----- SUPPLIED MATERIAL -----

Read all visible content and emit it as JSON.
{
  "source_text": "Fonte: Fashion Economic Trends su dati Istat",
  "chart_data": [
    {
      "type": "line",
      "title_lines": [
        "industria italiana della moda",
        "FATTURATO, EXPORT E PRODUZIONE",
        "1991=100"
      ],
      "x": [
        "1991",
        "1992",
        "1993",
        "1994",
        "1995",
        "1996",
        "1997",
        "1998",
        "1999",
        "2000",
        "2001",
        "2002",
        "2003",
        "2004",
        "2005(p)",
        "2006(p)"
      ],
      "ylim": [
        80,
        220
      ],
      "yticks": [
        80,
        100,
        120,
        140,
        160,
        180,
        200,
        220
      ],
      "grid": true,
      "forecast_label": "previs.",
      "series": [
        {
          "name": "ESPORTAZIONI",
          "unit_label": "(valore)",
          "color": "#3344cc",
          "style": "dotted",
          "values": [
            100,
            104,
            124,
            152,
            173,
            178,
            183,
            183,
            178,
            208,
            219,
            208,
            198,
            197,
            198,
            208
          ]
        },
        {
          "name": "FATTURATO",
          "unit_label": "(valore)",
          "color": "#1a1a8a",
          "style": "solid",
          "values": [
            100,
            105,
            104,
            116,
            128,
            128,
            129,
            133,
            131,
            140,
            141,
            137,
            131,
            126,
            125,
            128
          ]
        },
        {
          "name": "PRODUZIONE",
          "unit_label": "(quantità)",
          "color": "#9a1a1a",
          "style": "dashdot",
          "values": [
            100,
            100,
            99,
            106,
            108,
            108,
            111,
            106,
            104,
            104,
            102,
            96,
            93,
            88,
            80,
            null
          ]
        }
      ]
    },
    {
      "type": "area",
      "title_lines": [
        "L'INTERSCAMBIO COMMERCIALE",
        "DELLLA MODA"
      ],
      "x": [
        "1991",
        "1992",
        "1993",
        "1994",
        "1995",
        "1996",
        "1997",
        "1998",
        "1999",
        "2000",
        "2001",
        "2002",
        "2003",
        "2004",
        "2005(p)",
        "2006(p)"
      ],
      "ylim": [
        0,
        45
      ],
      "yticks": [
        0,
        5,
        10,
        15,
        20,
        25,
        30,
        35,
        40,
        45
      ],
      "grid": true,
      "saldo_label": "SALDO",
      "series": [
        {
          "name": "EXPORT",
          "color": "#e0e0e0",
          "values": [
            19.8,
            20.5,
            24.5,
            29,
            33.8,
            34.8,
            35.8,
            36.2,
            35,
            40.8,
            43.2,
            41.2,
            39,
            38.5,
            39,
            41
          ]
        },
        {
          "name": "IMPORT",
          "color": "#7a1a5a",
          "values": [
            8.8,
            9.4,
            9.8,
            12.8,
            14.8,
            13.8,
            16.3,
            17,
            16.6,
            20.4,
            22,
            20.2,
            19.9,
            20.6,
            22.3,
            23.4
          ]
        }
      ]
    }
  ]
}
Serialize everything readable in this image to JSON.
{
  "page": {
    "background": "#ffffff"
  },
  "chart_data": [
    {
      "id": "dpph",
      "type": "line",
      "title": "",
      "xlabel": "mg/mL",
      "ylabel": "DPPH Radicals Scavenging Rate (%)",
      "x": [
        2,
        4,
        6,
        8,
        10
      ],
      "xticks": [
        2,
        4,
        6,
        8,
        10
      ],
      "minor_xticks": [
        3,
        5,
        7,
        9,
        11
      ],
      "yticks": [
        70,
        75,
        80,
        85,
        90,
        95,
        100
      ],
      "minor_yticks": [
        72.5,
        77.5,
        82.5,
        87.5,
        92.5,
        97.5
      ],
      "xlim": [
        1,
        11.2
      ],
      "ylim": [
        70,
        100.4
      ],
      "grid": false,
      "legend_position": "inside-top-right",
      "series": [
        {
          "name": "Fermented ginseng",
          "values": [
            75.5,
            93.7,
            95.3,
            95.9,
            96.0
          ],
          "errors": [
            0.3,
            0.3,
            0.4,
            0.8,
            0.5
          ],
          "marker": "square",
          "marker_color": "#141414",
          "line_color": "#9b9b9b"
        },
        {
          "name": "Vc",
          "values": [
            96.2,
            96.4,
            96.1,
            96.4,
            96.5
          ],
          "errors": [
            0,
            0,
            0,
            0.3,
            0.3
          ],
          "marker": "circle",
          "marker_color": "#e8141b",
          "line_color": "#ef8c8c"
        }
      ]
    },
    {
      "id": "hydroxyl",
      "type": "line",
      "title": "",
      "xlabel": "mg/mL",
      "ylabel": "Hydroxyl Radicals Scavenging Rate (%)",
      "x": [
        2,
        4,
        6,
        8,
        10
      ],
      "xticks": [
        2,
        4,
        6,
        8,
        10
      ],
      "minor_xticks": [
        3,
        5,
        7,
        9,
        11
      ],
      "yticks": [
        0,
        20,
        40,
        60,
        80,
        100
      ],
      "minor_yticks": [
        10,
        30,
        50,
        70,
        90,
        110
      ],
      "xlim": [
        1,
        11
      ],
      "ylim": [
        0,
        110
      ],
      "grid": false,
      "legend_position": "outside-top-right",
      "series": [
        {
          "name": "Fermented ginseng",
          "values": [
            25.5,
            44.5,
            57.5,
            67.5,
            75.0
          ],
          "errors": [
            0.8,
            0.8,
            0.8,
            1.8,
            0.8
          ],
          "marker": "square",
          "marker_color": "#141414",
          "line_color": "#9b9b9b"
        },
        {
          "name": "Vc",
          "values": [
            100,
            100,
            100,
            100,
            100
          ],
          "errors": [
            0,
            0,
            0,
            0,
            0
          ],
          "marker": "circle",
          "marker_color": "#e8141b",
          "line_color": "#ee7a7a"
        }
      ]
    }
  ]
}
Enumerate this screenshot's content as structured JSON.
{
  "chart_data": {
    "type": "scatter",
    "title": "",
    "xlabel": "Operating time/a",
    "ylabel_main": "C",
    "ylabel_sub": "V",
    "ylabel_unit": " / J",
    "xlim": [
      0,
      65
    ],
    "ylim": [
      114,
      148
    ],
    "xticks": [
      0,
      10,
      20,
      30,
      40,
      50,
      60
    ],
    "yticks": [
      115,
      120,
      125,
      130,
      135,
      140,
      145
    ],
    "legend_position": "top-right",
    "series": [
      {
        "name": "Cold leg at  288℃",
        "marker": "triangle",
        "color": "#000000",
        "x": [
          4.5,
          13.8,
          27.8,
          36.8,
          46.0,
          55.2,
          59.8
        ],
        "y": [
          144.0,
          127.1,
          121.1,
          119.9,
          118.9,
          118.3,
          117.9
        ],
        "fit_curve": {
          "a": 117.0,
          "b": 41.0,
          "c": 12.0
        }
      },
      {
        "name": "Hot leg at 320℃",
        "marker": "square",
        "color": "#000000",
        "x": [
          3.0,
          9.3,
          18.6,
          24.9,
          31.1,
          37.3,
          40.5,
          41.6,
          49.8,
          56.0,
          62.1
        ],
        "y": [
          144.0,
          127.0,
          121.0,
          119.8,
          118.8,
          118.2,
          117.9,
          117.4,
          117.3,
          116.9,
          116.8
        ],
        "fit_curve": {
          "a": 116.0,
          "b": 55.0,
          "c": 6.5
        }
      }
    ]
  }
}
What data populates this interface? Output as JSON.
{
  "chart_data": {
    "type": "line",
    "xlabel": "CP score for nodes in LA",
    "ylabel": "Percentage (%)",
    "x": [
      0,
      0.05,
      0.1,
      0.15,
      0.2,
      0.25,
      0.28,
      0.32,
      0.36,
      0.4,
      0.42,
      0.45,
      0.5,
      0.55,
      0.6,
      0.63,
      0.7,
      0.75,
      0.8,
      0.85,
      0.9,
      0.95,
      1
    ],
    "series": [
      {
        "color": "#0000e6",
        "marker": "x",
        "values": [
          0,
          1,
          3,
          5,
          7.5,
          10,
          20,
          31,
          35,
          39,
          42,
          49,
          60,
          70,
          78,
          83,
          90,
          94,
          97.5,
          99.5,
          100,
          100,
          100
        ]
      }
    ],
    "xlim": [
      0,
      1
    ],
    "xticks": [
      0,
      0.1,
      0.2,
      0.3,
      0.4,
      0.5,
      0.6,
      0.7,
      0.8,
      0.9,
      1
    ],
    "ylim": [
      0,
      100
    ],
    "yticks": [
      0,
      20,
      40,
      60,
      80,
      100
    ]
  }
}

-----

DIRECTION - Every line in the data that holds "xlabel" should be copied out.

RESPONSE TO THE TASK -
      "xlabel": "mg/mL",
      "xlabel": "mg/mL",
    "xlabel": "Operating time/a",
    "xlabel": "CP score for nodes in LA",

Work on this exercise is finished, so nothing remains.